-- Brief --
Select lines where the word "into" appears.

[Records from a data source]
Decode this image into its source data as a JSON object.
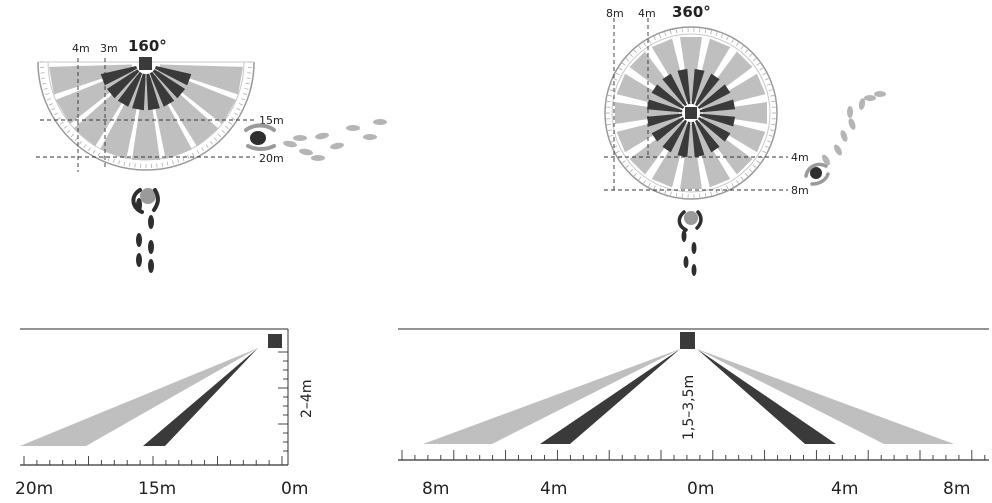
{
  "colors": {
    "wedge_light": "#bfbfbf",
    "wedge_dark": "#3a3a3a",
    "sensor": "#3a3a3a",
    "line": "#333333",
    "guide": "#888888",
    "footprint_dark": "#2e2e2e",
    "footprint_light": "#b5b5b5"
  },
  "top_left": {
    "angle_label": "160°",
    "distance_labels": [
      "4m",
      "3m"
    ],
    "range_labels": [
      "15m",
      "20m"
    ]
  },
  "top_right": {
    "angle_label": "360°",
    "distance_labels": [
      "8m",
      "4m"
    ],
    "range_labels": [
      "4m",
      "8m"
    ]
  },
  "side_left": {
    "height_label": "2–4m",
    "axis_labels": [
      "20m",
      "15m",
      "0m"
    ]
  },
  "side_right": {
    "height_label": "1,5–3,5m",
    "axis_labels": [
      "8m",
      "4m",
      "0m",
      "4m",
      "8m"
    ]
  }
}
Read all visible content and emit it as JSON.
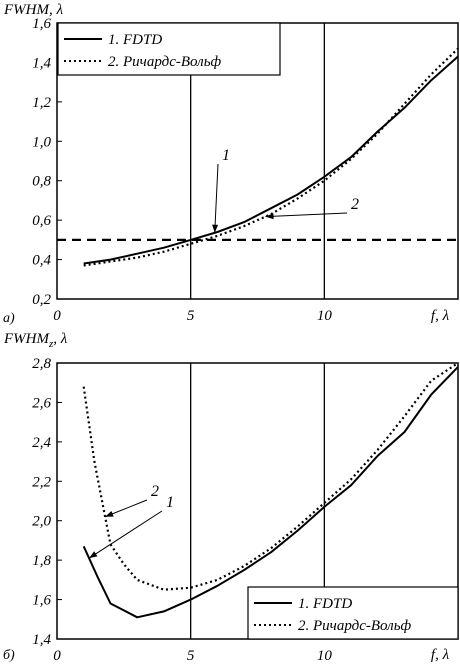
{
  "chart_data": [
    {
      "type": "line",
      "panel_label": "а)",
      "ylabel": "FWHM, λ",
      "xlabel": "f, λ",
      "xlim": [
        0,
        15
      ],
      "ylim": [
        0.2,
        1.6
      ],
      "x_ticks": [
        "0",
        "5",
        "10"
      ],
      "y_ticks": [
        "0,2",
        "0,4",
        "0,6",
        "0,8",
        "1,0",
        "1,2",
        "1,4",
        "1,6"
      ],
      "grid": "vertical lines at x = 5 and 10",
      "legend_position": "top-left",
      "reference_line": {
        "y": 0.5,
        "style": "dashed"
      },
      "series": [
        {
          "name": "1. FDTD",
          "style": "solid",
          "points": [
            [
              1,
              0.38
            ],
            [
              2,
              0.4
            ],
            [
              3,
              0.43
            ],
            [
              4,
              0.46
            ],
            [
              5,
              0.5
            ],
            [
              6,
              0.54
            ],
            [
              7,
              0.59
            ],
            [
              8,
              0.66
            ],
            [
              9,
              0.73
            ],
            [
              10,
              0.82
            ],
            [
              11,
              0.92
            ],
            [
              12,
              1.05
            ],
            [
              13,
              1.17
            ],
            [
              14,
              1.31
            ],
            [
              15,
              1.43
            ]
          ]
        },
        {
          "name": "2. Ричардс-Вольф",
          "style": "dotted",
          "points": [
            [
              1,
              0.37
            ],
            [
              2,
              0.39
            ],
            [
              3,
              0.41
            ],
            [
              4,
              0.44
            ],
            [
              5,
              0.48
            ],
            [
              6,
              0.52
            ],
            [
              7,
              0.57
            ],
            [
              8,
              0.63
            ],
            [
              9,
              0.71
            ],
            [
              10,
              0.8
            ],
            [
              11,
              0.91
            ],
            [
              12,
              1.04
            ],
            [
              13,
              1.19
            ],
            [
              14,
              1.34
            ],
            [
              15,
              1.47
            ]
          ]
        }
      ],
      "callouts": [
        {
          "text": "1",
          "series": "1. FDTD"
        },
        {
          "text": "2",
          "series": "2. Ричардс-Вольф"
        }
      ]
    },
    {
      "type": "line",
      "panel_label": "б)",
      "ylabel_main": "FWHM",
      "ylabel_sub": "z",
      "ylabel_tail": ", λ",
      "xlabel": "f, λ",
      "xlim": [
        0,
        15
      ],
      "ylim": [
        1.4,
        2.8
      ],
      "x_ticks": [
        "0",
        "5",
        "10"
      ],
      "y_ticks": [
        "1,4",
        "1,6",
        "1,8",
        "2,0",
        "2,2",
        "2,4",
        "2,6",
        "2,8"
      ],
      "grid": "vertical lines at x = 5 and 10",
      "legend_position": "bottom-right",
      "series": [
        {
          "name": "1. FDTD",
          "style": "solid",
          "points": [
            [
              1,
              1.87
            ],
            [
              1.5,
              1.72
            ],
            [
              2,
              1.58
            ],
            [
              3,
              1.51
            ],
            [
              4,
              1.54
            ],
            [
              5,
              1.6
            ],
            [
              6,
              1.67
            ],
            [
              7,
              1.75
            ],
            [
              8,
              1.84
            ],
            [
              9,
              1.95
            ],
            [
              10,
              2.07
            ],
            [
              11,
              2.18
            ],
            [
              12,
              2.33
            ],
            [
              13,
              2.45
            ],
            [
              14,
              2.64
            ],
            [
              15,
              2.78
            ]
          ]
        },
        {
          "name": "2. Ричардс-Вольф",
          "style": "dotted",
          "points": [
            [
              1,
              2.68
            ],
            [
              1.4,
              2.3
            ],
            [
              2,
              1.88
            ],
            [
              2.5,
              1.78
            ],
            [
              3,
              1.7
            ],
            [
              4,
              1.65
            ],
            [
              5,
              1.66
            ],
            [
              6,
              1.7
            ],
            [
              7,
              1.77
            ],
            [
              8,
              1.86
            ],
            [
              9,
              1.97
            ],
            [
              10,
              2.09
            ],
            [
              11,
              2.21
            ],
            [
              12,
              2.36
            ],
            [
              13,
              2.53
            ],
            [
              14,
              2.71
            ],
            [
              15,
              2.8
            ]
          ]
        }
      ],
      "callouts": [
        {
          "text": "2",
          "series": "2. Ричардс-Вольф"
        },
        {
          "text": "1",
          "series": "1. FDTD"
        }
      ]
    }
  ]
}
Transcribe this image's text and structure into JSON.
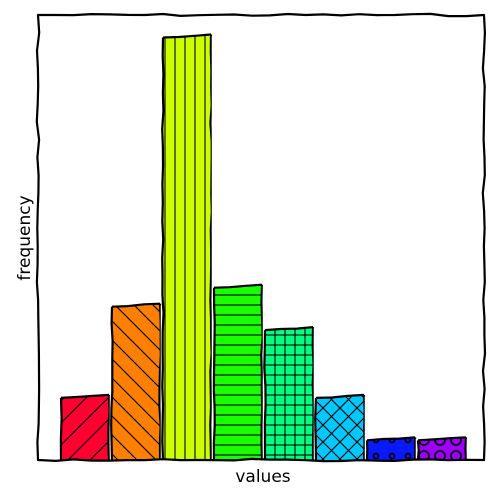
{
  "chart_data": {
    "type": "bar",
    "style": "xkcd hand-drawn histogram",
    "xlabel": "values",
    "ylabel": "frequency",
    "axis_ticks": "none",
    "ylim": [
      0,
      100
    ],
    "bars": [
      {
        "value": 15.0,
        "color": "#ff0030",
        "hatch": "diagonal-forward"
      },
      {
        "value": 36.5,
        "color": "#ff8000",
        "hatch": "diagonal-back"
      },
      {
        "value": 100.0,
        "color": "#ccff00",
        "hatch": "vertical"
      },
      {
        "value": 41.0,
        "color": "#1aff00",
        "hatch": "horizontal"
      },
      {
        "value": 31.0,
        "color": "#00ff80",
        "hatch": "grid"
      },
      {
        "value": 15.0,
        "color": "#00c8ff",
        "hatch": "crosshatch"
      },
      {
        "value": 5.0,
        "color": "#0a1aff",
        "hatch": "small-circles"
      },
      {
        "value": 5.0,
        "color": "#9900ff",
        "hatch": "circles"
      }
    ]
  }
}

-- Task solution --
Decode this image into its source data as a JSON object.
Transcribe this image's text and structure into JSON.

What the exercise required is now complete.